Information given =
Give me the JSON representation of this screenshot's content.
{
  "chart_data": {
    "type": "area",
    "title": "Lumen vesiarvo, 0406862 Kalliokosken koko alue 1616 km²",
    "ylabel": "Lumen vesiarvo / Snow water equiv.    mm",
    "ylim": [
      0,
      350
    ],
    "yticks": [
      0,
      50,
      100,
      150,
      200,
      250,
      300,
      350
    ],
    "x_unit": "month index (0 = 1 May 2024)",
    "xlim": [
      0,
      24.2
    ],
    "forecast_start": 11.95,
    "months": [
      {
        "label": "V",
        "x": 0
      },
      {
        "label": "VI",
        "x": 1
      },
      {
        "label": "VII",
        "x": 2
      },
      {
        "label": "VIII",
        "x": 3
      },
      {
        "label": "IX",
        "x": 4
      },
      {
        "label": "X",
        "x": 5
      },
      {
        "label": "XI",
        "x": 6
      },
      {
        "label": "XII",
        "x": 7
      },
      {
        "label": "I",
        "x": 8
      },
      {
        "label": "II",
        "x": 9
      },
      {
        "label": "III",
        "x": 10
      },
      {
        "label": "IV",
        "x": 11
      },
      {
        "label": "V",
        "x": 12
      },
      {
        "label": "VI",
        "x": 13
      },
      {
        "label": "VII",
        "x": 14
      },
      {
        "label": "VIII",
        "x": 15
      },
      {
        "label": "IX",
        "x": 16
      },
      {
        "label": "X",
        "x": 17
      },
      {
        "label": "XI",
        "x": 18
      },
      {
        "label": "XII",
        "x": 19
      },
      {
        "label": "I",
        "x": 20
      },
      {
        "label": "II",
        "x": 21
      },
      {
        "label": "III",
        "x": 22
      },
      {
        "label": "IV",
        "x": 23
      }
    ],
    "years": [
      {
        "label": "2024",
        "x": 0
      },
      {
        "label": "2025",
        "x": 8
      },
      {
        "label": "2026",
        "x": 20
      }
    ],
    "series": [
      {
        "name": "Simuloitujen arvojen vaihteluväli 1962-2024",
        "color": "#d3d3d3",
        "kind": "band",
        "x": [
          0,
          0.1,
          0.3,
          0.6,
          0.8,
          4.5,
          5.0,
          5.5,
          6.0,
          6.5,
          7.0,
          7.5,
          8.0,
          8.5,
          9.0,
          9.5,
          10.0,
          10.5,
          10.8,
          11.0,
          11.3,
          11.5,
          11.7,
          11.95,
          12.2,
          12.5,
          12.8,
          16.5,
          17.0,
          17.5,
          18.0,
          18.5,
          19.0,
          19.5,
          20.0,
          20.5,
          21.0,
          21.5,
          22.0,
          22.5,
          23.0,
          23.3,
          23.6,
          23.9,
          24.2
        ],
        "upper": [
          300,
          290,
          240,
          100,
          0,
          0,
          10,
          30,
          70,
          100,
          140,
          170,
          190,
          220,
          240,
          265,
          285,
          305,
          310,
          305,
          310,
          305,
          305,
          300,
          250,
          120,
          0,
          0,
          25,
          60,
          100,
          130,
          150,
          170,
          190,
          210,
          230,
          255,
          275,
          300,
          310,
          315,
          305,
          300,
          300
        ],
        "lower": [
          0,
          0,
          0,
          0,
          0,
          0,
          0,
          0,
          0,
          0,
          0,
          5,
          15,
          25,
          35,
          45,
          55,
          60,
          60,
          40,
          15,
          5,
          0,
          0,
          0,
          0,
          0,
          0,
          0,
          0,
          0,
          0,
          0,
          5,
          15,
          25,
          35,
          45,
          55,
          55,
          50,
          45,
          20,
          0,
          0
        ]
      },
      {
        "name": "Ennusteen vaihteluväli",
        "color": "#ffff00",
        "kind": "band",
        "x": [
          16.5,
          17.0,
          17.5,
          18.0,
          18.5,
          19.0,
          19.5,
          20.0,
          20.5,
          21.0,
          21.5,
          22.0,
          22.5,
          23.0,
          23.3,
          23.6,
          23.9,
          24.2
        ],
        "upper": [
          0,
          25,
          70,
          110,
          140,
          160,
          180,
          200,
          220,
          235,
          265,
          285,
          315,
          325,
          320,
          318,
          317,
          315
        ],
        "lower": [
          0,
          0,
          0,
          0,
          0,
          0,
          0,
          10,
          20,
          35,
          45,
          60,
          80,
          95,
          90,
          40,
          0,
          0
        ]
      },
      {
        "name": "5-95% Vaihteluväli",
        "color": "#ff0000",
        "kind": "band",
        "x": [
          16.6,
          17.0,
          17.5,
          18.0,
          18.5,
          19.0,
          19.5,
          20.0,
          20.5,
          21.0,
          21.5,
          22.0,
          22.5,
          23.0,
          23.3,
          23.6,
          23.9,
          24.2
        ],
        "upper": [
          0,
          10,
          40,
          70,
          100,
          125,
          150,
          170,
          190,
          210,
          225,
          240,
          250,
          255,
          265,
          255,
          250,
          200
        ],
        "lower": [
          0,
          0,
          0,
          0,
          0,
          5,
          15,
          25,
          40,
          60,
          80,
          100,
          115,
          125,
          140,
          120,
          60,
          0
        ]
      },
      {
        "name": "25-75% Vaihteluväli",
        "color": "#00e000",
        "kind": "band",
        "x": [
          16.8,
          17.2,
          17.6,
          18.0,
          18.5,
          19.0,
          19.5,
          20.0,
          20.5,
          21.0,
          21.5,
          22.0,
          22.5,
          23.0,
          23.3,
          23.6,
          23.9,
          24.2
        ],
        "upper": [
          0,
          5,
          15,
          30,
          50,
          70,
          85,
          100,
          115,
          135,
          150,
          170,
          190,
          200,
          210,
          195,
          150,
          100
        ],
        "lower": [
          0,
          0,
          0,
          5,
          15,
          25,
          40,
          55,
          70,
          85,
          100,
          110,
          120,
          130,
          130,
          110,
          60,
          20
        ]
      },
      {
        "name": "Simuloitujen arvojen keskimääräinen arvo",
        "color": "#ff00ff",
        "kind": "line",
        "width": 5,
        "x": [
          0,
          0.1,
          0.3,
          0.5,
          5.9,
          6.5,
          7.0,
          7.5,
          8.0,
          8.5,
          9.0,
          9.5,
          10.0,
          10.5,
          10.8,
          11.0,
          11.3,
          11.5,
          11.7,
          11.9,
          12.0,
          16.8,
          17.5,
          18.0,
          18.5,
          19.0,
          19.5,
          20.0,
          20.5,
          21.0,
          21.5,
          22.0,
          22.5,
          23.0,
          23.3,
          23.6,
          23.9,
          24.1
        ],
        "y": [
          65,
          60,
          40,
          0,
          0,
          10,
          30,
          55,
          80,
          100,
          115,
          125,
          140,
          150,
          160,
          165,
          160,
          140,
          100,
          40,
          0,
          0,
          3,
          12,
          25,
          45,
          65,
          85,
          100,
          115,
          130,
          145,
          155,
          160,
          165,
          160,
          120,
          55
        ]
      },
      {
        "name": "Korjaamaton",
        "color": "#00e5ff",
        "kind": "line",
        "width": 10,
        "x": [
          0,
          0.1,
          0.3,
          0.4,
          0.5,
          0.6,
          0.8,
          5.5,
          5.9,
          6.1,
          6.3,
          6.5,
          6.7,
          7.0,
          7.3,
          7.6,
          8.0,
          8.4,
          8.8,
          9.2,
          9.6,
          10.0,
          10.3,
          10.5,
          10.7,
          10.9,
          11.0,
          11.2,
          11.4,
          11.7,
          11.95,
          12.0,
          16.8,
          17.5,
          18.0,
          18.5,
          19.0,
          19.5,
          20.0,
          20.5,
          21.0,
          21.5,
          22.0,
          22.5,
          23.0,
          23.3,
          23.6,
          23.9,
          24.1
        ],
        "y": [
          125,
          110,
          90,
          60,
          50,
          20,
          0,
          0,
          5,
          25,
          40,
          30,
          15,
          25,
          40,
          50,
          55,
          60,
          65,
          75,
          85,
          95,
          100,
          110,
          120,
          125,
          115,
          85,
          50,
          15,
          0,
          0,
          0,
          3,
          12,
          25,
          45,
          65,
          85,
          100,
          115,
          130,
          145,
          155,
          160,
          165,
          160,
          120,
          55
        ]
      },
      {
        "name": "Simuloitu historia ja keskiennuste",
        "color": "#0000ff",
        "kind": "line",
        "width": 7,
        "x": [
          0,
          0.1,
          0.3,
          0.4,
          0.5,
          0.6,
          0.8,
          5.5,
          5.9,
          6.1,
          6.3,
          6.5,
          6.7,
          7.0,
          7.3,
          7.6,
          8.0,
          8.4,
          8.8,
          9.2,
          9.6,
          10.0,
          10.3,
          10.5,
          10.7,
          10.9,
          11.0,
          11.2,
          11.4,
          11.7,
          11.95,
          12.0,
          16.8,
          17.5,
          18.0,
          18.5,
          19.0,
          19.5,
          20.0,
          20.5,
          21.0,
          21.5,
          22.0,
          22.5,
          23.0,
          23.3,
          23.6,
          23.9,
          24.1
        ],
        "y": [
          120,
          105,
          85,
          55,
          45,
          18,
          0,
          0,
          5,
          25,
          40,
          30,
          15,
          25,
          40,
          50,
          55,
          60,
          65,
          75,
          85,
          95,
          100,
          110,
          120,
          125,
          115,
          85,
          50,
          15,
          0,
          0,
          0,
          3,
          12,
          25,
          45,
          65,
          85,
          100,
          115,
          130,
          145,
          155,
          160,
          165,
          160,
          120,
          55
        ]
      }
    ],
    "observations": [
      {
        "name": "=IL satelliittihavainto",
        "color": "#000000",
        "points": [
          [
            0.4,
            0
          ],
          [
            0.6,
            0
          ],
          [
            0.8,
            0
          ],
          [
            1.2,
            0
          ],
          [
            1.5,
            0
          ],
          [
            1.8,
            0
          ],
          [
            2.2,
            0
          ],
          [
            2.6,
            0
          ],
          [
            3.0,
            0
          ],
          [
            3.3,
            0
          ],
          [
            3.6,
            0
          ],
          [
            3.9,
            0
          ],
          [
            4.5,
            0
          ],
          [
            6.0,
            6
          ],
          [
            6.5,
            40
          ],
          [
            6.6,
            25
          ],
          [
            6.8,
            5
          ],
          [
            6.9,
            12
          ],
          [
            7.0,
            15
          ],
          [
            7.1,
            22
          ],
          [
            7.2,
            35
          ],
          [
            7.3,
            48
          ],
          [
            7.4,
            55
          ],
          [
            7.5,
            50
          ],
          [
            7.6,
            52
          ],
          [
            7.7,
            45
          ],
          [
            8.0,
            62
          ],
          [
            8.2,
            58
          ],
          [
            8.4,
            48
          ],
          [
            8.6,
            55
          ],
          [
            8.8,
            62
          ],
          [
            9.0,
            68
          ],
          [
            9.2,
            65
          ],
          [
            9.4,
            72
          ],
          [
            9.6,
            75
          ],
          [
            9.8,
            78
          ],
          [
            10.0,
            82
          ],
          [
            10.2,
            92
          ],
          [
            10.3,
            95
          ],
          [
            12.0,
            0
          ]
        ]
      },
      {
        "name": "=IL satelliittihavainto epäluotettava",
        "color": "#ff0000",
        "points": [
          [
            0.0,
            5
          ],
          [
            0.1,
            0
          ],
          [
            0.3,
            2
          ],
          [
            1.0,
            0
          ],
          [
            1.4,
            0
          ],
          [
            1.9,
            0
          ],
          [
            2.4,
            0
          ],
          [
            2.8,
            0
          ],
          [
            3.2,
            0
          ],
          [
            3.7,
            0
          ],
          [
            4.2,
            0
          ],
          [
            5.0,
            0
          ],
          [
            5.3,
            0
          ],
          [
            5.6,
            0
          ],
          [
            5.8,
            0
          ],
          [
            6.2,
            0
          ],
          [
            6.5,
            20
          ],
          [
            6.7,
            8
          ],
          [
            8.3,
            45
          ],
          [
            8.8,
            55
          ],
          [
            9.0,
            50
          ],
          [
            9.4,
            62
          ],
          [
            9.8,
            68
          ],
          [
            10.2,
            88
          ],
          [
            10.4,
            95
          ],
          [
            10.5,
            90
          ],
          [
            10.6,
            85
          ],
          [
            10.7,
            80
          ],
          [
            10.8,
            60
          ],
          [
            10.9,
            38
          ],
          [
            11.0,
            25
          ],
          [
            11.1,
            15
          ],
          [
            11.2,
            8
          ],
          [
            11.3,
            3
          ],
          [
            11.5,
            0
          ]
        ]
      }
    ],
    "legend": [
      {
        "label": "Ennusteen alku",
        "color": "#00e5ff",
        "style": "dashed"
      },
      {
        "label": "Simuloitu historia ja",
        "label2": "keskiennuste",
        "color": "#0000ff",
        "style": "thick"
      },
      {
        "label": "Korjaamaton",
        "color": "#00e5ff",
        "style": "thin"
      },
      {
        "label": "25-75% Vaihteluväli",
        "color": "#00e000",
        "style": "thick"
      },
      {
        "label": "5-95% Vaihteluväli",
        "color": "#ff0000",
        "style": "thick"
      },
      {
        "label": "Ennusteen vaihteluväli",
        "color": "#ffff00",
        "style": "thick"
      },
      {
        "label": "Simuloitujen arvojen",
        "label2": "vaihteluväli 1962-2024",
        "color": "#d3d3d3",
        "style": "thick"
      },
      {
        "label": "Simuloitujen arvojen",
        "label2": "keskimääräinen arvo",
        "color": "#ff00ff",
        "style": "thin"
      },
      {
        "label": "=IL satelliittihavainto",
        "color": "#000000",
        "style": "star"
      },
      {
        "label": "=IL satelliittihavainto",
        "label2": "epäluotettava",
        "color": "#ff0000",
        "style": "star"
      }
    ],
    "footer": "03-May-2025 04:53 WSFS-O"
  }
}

Exercise prompt =
From the material above, gather all lines that include the string "Ennusteen" and copy them.

Answer to this problem =
        "name": "Ennusteen vaihteluväli",
        "label": "Ennusteen alku",
        "label": "Ennusteen vaihteluväli",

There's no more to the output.